### TASK TO COMPLETE
Each line below should be retyped exactly, with no pictures.
[BEGIN DATA LISTING]
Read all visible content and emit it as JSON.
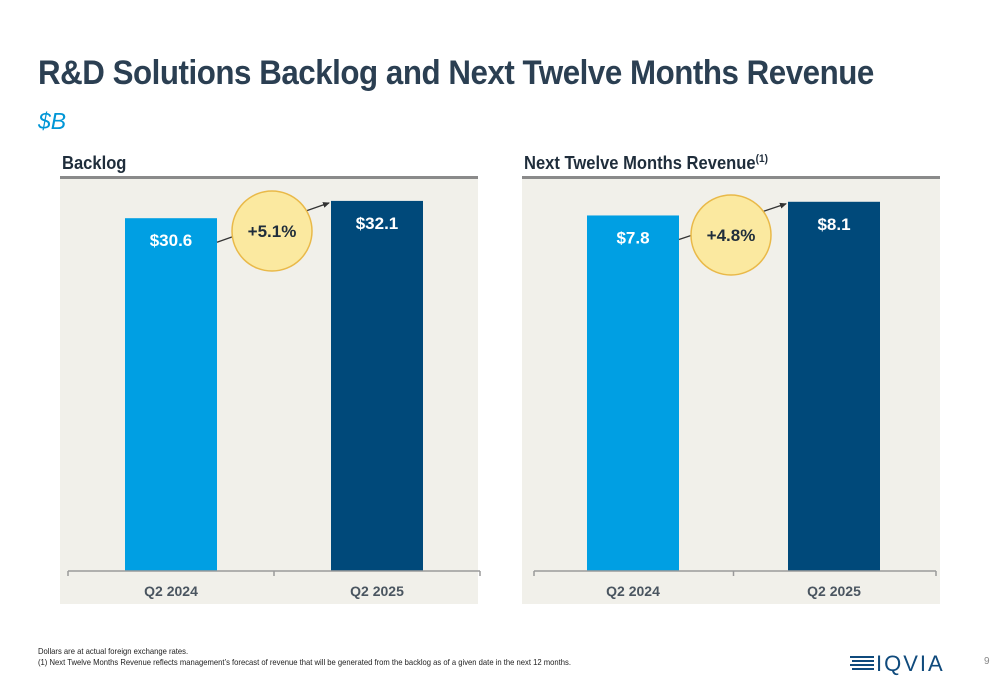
{
  "title": "R&D Solutions Backlog and Next Twelve Months Revenue",
  "subtitle": "$B",
  "colors": {
    "bar_2024": "#009fe3",
    "bar_2025": "#00497a",
    "bubble_fill": "#fbe9a0",
    "bubble_stroke": "#e9b949",
    "panel_bg": "#f1f0ea"
  },
  "chart_data": [
    {
      "type": "bar",
      "title": "Backlog",
      "title_superscript": "",
      "categories": [
        "Q2 2024",
        "Q2 2025"
      ],
      "values": [
        30.6,
        32.1
      ],
      "data_labels": [
        "$30.6",
        "$32.1"
      ],
      "growth_label": "+5.1%",
      "ylim": [
        0,
        34
      ]
    },
    {
      "type": "bar",
      "title": "Next Twelve Months Revenue",
      "title_superscript": "(1)",
      "categories": [
        "Q2 2024",
        "Q2 2025"
      ],
      "values": [
        7.8,
        8.1
      ],
      "data_labels": [
        "$7.8",
        "$8.1"
      ],
      "growth_label": "+4.8%",
      "ylim": [
        0,
        8.6
      ]
    }
  ],
  "footnotes": {
    "line1": "Dollars are at actual foreign exchange rates.",
    "line2": "(1) Next Twelve Months Revenue reflects management’s forecast of revenue that will be generated from the backlog as of a given date in the next 12 months."
  },
  "logo": {
    "text": "IQVIA",
    "icon": "iqvia-lines-icon"
  },
  "page_number": "9"
}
[END DATA LISTING]
### FINAL ANSWER
Read all visible content and emit it as JSON.
{
  "title": "R&D Solutions Backlog and Next Twelve Months Revenue",
  "subtitle": "$B",
  "colors": {
    "bar_2024": "#009fe3",
    "bar_2025": "#00497a",
    "bubble_fill": "#fbe9a0",
    "bubble_stroke": "#e9b949",
    "panel_bg": "#f1f0ea"
  },
  "chart_data": [
    {
      "type": "bar",
      "title": "Backlog",
      "title_superscript": "",
      "categories": [
        "Q2 2024",
        "Q2 2025"
      ],
      "values": [
        30.6,
        32.1
      ],
      "data_labels": [
        "$30.6",
        "$32.1"
      ],
      "growth_label": "+5.1%",
      "ylim": [
        0,
        34
      ]
    },
    {
      "type": "bar",
      "title": "Next Twelve Months Revenue",
      "title_superscript": "(1)",
      "categories": [
        "Q2 2024",
        "Q2 2025"
      ],
      "values": [
        7.8,
        8.1
      ],
      "data_labels": [
        "$7.8",
        "$8.1"
      ],
      "growth_label": "+4.8%",
      "ylim": [
        0,
        8.6
      ]
    }
  ],
  "footnotes": {
    "line1": "Dollars are at actual foreign exchange rates.",
    "line2": "(1) Next Twelve Months Revenue reflects management’s forecast of revenue that will be generated from the backlog as of a given date in the next 12 months."
  },
  "logo": {
    "text": "IQVIA",
    "icon": "iqvia-lines-icon"
  },
  "page_number": "9"
}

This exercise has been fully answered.